## PROBLEM DETAILS
Tell how many lines in these records contain the string "What", with only the number as the reply.

[Figure data in JSON]
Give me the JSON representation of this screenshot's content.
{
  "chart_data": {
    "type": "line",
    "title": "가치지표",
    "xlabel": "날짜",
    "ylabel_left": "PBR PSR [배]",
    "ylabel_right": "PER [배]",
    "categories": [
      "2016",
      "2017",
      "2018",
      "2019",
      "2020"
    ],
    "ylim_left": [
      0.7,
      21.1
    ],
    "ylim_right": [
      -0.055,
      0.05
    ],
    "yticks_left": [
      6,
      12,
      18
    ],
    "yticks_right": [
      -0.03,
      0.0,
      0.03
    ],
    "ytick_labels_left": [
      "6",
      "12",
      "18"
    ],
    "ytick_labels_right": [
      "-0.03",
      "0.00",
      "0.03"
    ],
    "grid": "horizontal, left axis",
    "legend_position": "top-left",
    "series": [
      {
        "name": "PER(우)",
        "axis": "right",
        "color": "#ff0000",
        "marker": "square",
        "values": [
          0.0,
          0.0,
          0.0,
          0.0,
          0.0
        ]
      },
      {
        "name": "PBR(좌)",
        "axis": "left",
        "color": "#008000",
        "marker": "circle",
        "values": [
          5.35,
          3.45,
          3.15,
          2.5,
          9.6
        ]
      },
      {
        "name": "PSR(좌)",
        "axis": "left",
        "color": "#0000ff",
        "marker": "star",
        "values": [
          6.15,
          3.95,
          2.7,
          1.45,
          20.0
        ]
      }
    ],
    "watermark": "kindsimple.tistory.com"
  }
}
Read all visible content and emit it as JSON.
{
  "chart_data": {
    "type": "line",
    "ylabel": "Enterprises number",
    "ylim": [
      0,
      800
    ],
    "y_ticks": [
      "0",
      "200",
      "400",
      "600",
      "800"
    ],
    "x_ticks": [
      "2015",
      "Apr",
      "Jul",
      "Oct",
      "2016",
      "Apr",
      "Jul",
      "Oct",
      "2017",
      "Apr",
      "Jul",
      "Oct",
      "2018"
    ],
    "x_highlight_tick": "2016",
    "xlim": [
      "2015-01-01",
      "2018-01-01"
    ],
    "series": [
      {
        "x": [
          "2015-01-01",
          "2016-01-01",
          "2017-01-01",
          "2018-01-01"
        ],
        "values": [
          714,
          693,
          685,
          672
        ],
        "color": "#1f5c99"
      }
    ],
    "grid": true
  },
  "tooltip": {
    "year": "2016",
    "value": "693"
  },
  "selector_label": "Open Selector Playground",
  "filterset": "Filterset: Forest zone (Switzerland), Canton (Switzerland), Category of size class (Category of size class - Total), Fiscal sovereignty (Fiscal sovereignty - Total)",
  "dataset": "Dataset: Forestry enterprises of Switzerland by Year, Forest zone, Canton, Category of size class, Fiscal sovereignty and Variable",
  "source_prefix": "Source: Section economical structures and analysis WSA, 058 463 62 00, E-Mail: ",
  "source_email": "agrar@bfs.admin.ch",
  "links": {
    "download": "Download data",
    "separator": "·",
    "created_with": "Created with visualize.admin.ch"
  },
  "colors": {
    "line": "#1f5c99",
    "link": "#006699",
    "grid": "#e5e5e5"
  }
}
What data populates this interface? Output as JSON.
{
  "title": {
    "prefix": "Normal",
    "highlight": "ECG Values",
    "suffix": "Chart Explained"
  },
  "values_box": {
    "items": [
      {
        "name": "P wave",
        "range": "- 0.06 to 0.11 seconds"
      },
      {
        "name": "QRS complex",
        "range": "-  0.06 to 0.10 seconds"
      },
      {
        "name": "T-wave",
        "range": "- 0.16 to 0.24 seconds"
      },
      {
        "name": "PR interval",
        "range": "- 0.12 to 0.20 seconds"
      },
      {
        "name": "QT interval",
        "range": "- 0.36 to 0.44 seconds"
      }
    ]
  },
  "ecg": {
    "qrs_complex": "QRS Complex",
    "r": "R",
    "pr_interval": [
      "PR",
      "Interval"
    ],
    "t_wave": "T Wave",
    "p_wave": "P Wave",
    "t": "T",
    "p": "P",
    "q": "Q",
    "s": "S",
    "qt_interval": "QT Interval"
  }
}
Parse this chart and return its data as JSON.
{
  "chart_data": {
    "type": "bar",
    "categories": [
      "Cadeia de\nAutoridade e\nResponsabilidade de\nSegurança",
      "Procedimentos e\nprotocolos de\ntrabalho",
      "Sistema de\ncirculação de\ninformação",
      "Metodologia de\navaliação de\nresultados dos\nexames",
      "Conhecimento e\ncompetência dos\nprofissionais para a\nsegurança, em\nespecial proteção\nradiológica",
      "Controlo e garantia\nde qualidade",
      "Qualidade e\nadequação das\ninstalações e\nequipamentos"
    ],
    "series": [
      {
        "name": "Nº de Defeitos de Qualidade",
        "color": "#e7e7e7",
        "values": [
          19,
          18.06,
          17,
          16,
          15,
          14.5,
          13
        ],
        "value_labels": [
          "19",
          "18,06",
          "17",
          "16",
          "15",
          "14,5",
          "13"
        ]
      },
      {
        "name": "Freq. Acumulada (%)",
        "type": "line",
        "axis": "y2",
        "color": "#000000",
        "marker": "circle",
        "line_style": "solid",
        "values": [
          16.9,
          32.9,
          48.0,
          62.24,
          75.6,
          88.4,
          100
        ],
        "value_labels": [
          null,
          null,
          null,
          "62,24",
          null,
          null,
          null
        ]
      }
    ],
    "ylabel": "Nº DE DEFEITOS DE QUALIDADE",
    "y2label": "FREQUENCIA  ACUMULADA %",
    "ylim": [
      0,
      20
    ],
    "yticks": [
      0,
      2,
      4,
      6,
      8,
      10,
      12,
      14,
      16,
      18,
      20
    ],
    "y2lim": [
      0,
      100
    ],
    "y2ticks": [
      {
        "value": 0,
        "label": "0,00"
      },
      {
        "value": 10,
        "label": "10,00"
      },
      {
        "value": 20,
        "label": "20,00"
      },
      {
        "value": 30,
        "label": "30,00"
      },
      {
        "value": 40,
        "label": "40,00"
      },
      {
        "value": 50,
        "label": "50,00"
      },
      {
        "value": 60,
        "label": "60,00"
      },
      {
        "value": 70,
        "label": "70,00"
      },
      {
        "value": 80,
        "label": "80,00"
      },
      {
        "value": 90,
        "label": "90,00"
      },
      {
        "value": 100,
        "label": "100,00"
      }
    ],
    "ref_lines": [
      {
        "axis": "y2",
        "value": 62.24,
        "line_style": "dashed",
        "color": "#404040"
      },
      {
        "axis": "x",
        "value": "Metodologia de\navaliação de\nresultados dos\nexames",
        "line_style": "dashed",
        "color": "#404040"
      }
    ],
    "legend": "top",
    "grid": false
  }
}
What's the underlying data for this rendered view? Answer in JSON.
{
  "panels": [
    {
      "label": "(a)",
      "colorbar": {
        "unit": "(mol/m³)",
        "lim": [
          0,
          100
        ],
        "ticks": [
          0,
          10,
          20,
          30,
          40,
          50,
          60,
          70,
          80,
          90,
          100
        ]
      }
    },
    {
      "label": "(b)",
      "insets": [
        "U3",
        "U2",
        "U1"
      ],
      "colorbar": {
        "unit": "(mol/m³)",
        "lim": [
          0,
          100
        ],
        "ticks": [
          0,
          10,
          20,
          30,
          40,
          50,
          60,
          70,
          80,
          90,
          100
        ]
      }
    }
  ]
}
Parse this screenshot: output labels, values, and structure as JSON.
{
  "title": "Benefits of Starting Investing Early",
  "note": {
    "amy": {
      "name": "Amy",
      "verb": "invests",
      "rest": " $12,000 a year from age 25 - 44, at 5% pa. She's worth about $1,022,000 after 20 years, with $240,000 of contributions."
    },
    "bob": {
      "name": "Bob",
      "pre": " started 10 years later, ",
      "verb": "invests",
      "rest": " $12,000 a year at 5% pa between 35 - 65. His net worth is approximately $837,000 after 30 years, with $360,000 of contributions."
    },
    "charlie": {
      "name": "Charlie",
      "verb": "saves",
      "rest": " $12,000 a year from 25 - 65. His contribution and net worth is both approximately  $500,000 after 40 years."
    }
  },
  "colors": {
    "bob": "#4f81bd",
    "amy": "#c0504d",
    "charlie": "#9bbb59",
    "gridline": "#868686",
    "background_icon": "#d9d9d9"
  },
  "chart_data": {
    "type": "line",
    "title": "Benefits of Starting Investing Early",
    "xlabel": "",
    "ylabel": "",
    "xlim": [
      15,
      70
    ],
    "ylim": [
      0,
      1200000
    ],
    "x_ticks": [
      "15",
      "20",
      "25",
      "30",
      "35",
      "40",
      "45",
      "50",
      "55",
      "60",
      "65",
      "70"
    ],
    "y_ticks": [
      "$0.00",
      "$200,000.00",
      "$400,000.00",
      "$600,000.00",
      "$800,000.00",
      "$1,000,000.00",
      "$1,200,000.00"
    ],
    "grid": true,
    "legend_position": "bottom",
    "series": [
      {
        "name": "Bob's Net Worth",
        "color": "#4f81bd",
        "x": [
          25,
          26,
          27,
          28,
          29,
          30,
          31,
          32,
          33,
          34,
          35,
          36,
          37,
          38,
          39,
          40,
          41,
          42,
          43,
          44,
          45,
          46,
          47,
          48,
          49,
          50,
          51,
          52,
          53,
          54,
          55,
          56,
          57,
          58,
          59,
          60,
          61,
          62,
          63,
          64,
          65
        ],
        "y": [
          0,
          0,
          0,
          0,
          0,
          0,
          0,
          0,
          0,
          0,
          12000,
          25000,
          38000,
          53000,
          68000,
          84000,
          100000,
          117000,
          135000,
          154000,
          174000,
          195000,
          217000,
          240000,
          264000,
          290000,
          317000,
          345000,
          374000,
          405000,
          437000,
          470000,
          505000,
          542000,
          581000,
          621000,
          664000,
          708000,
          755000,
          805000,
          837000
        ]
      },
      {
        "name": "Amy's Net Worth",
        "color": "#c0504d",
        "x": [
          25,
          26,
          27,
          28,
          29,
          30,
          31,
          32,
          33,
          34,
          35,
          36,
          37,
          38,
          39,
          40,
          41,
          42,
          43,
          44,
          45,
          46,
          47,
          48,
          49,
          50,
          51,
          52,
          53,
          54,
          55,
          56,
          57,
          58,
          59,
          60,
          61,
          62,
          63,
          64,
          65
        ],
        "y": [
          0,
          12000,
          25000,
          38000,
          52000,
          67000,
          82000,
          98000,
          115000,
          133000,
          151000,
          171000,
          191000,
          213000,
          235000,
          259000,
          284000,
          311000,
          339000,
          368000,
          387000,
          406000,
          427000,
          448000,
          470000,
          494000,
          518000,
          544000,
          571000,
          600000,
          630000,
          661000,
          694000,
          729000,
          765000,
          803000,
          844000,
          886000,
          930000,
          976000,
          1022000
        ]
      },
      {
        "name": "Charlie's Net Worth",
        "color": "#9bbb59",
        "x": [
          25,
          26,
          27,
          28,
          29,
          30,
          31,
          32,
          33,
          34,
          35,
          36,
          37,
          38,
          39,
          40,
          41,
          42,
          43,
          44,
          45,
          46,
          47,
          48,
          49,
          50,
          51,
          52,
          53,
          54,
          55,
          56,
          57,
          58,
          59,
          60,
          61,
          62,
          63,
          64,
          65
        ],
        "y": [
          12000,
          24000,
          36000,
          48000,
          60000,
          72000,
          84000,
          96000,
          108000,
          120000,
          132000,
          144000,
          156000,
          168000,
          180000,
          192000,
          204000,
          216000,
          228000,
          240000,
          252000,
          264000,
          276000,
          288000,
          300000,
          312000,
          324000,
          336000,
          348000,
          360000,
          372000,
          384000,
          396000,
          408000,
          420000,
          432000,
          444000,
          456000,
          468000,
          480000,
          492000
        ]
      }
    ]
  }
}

## SOLUTION TO THIS EXERCISE
2